**What to produce**
Omit the pictures and output every entry below exactly as written.
━━━━━ Provided records
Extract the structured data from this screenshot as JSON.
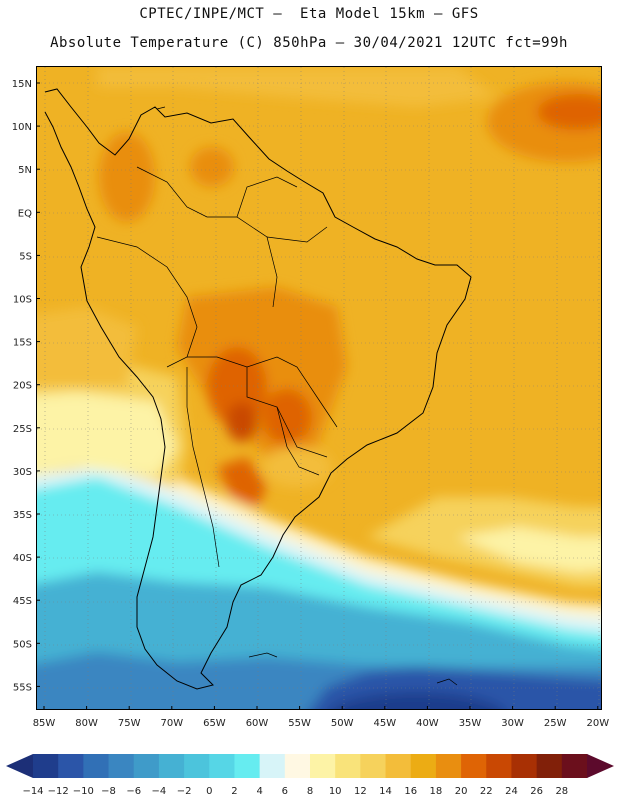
{
  "header": {
    "line1": "CPTEC/INPE/MCT –  Eta Model 15km – GFS",
    "line2": "Absolute Temperature (C) 850hPa – 30/04/2021 12UTC fct=99h"
  },
  "map": {
    "lat_labels": [
      "15N",
      "10N",
      "5N",
      "EQ",
      "5S",
      "10S",
      "15S",
      "20S",
      "25S",
      "30S",
      "35S",
      "40S",
      "45S",
      "50S",
      "55S"
    ],
    "lon_labels": [
      "85W",
      "80W",
      "75W",
      "70W",
      "65W",
      "60W",
      "55W",
      "50W",
      "45W",
      "40W",
      "35W",
      "30W",
      "25W",
      "20W"
    ]
  },
  "colorbar": {
    "labels": [
      "-14",
      "-12",
      "-10",
      "-8",
      "-6",
      "-4",
      "-2",
      "0",
      "2",
      "4",
      "6",
      "8",
      "10",
      "12",
      "14",
      "16",
      "18",
      "20",
      "22",
      "24",
      "26",
      "28"
    ],
    "colors": [
      "#1f3d8c",
      "#2b55a8",
      "#3170b6",
      "#3a86c1",
      "#3f9bc9",
      "#45b1d3",
      "#4cc4dc",
      "#56d6e6",
      "#66ecf0",
      "#d7f4f8",
      "#fff8e3",
      "#fdf3a6",
      "#f9e37a",
      "#f6d25c",
      "#f3bd3a",
      "#ecac14",
      "#e98e10",
      "#df6405",
      "#c94803",
      "#a83004",
      "#812009",
      "#6b0f1c"
    ],
    "low_arrow_color": "#1c2f77",
    "high_arrow_color": "#5c0a2c"
  }
}
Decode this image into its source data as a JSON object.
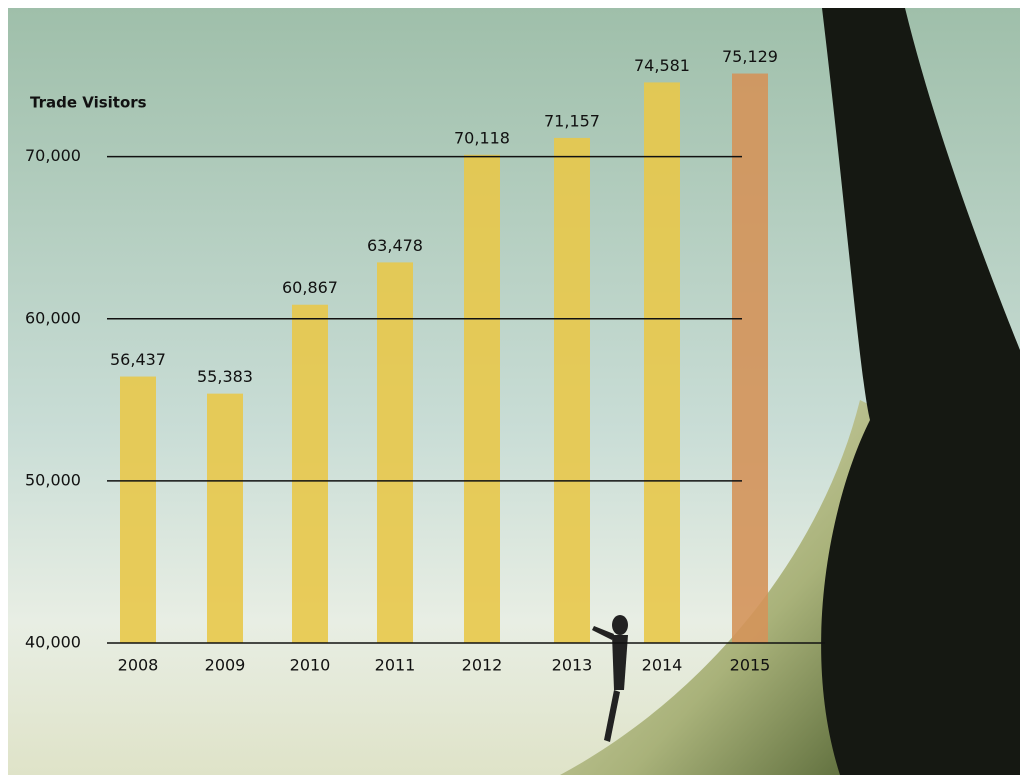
{
  "chart_data": {
    "type": "bar",
    "ylabel": "Trade Visitors",
    "categories": [
      "2008",
      "2009",
      "2010",
      "2011",
      "2012",
      "2013",
      "2014",
      "2015"
    ],
    "values": [
      56437,
      55383,
      60867,
      63478,
      70118,
      71157,
      74581,
      75129
    ],
    "value_labels": [
      "56,437",
      "55,383",
      "60,867",
      "63,478",
      "70,118",
      "71,157",
      "74,581",
      "75,129"
    ],
    "colors": [
      "#e8c84a",
      "#e8c84a",
      "#e8c84a",
      "#e8c84a",
      "#e8c84a",
      "#e8c84a",
      "#e8c84a",
      "#d4935a"
    ],
    "ylim": [
      40000,
      78000
    ],
    "yticks": [
      {
        "value": 40000,
        "label": "40,000"
      },
      {
        "value": 50000,
        "label": "50,000"
      },
      {
        "value": 60000,
        "label": "60,000"
      },
      {
        "value": 70000,
        "label": "70,000"
      }
    ],
    "grid": true
  }
}
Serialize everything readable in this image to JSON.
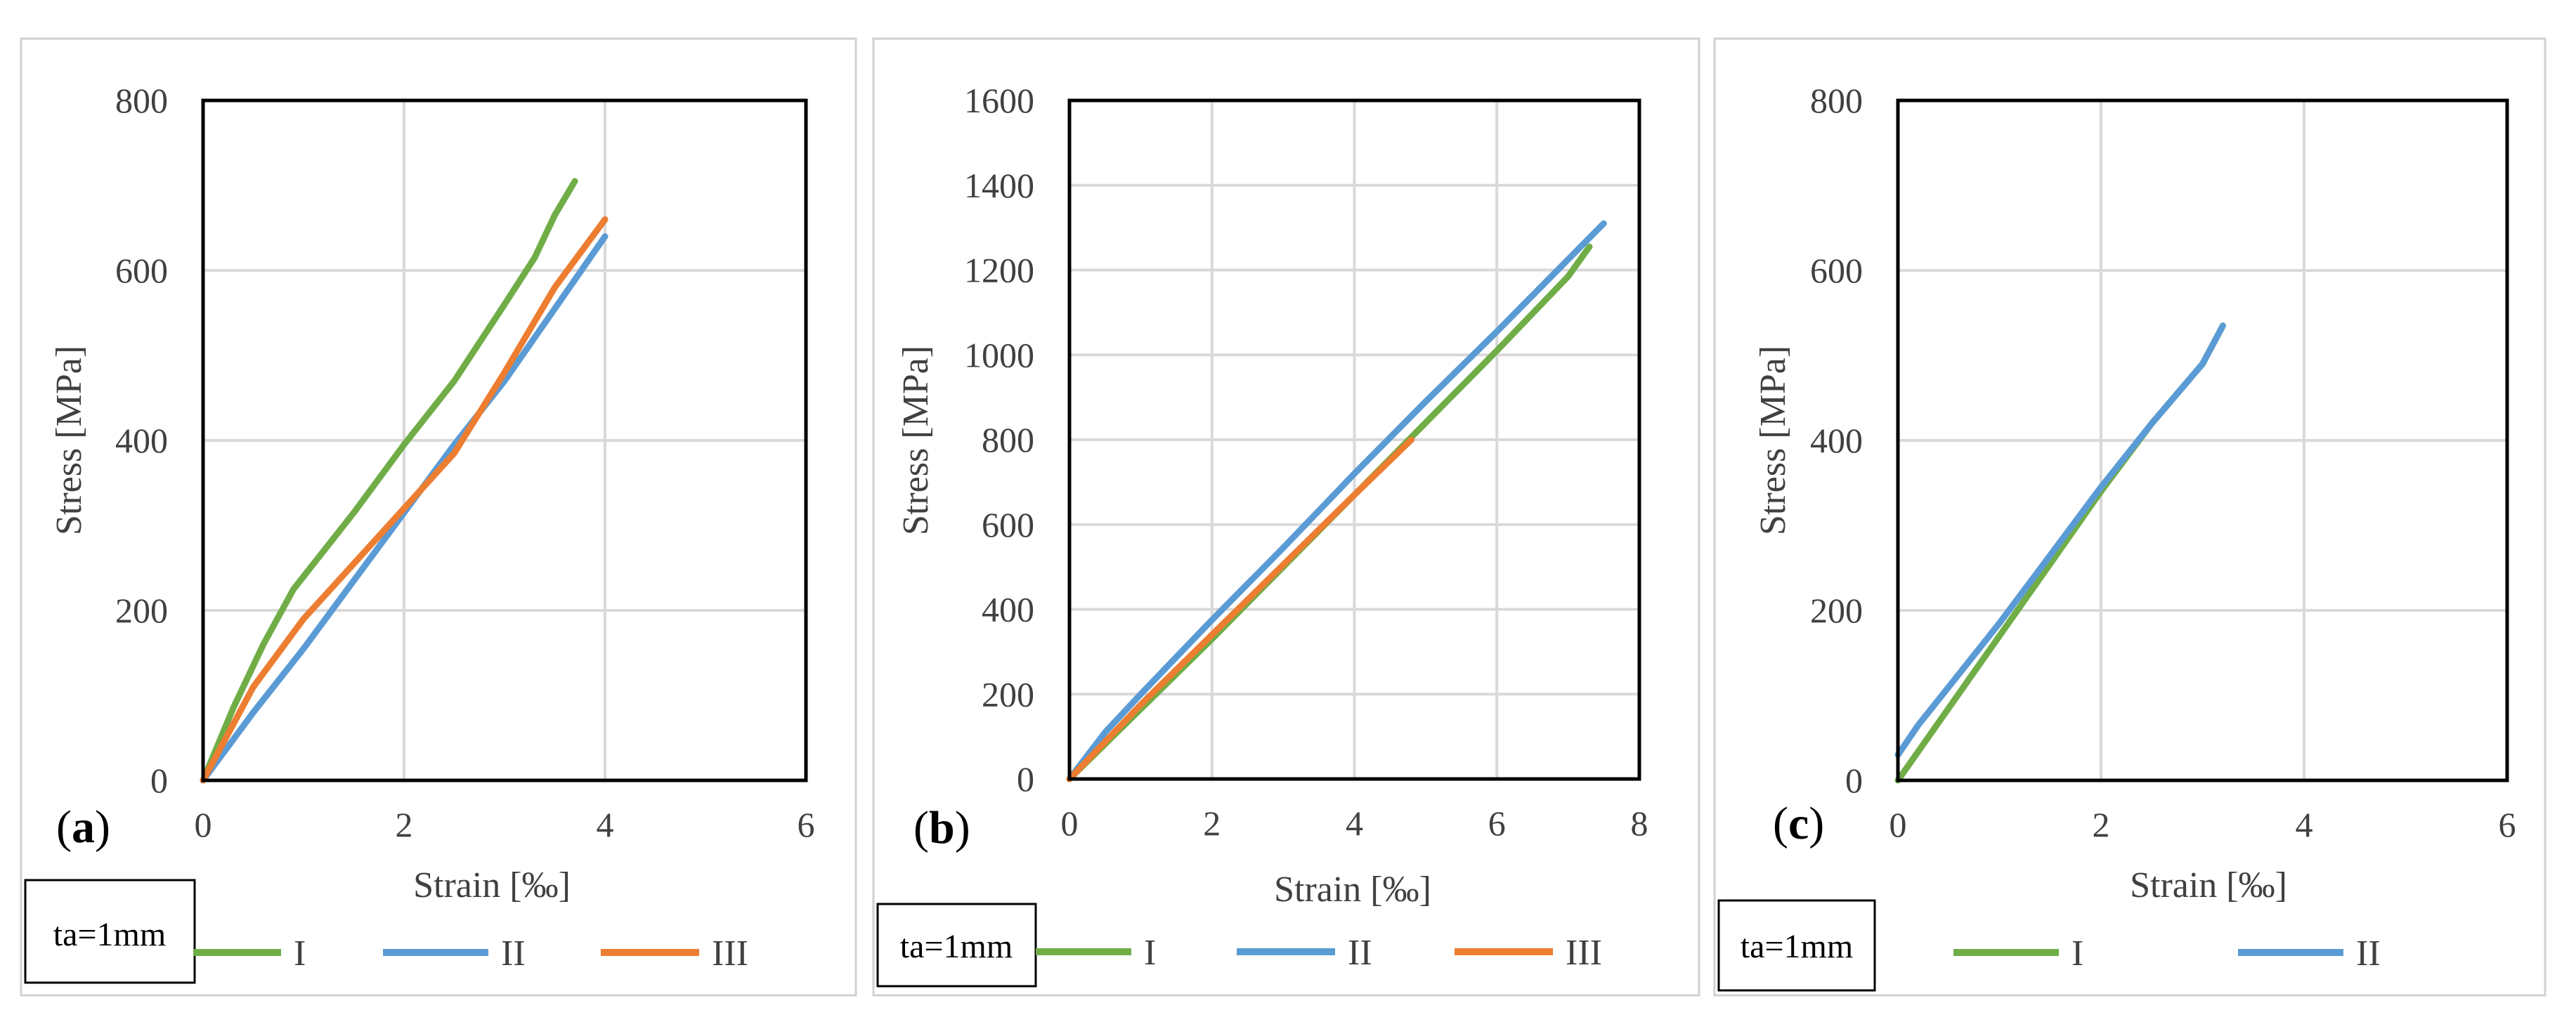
━━━━━━━━━━
**Response for this exercise**
Extract the structured data from this screenshot as JSON.
{
  "header": {
    "line1": "CPTEC/INPE/MCT –  Eta Model 15km – GFS",
    "line2": "Absolute Temperature (C) 850hPa – 30/04/2021 12UTC fct=99h"
  },
  "map": {
    "lat_labels": [
      "15N",
      "10N",
      "5N",
      "EQ",
      "5S",
      "10S",
      "15S",
      "20S",
      "25S",
      "30S",
      "35S",
      "40S",
      "45S",
      "50S",
      "55S"
    ],
    "lon_labels": [
      "85W",
      "80W",
      "75W",
      "70W",
      "65W",
      "60W",
      "55W",
      "50W",
      "45W",
      "40W",
      "35W",
      "30W",
      "25W",
      "20W"
    ]
  },
  "colorbar": {
    "labels": [
      "-14",
      "-12",
      "-10",
      "-8",
      "-6",
      "-4",
      "-2",
      "0",
      "2",
      "4",
      "6",
      "8",
      "10",
      "12",
      "14",
      "16",
      "18",
      "20",
      "22",
      "24",
      "26",
      "28"
    ],
    "colors": [
      "#1f3d8c",
      "#2b55a8",
      "#3170b6",
      "#3a86c1",
      "#3f9bc9",
      "#45b1d3",
      "#4cc4dc",
      "#56d6e6",
      "#66ecf0",
      "#d7f4f8",
      "#fff8e3",
      "#fdf3a6",
      "#f9e37a",
      "#f6d25c",
      "#f3bd3a",
      "#ecac14",
      "#e98e10",
      "#df6405",
      "#c94803",
      "#a83004",
      "#812009",
      "#6b0f1c"
    ],
    "low_arrow_color": "#1c2f77",
    "high_arrow_color": "#5c0a2c"
  }
}
Decode this image into its source data as a JSON object.
{
  "chart_data": {
    "type": "bar",
    "ylabel": "Trade Visitors",
    "categories": [
      "2008",
      "2009",
      "2010",
      "2011",
      "2012",
      "2013",
      "2014",
      "2015"
    ],
    "values": [
      56437,
      55383,
      60867,
      63478,
      70118,
      71157,
      74581,
      75129
    ],
    "value_labels": [
      "56,437",
      "55,383",
      "60,867",
      "63,478",
      "70,118",
      "71,157",
      "74,581",
      "75,129"
    ],
    "colors": [
      "#e8c84a",
      "#e8c84a",
      "#e8c84a",
      "#e8c84a",
      "#e8c84a",
      "#e8c84a",
      "#e8c84a",
      "#d4935a"
    ],
    "ylim": [
      40000,
      78000
    ],
    "yticks": [
      {
        "value": 40000,
        "label": "40,000"
      },
      {
        "value": 50000,
        "label": "50,000"
      },
      {
        "value": 60000,
        "label": "60,000"
      },
      {
        "value": 70000,
        "label": "70,000"
      }
    ],
    "grid": true
  }
}
Serialize everything readable in this image to JSON.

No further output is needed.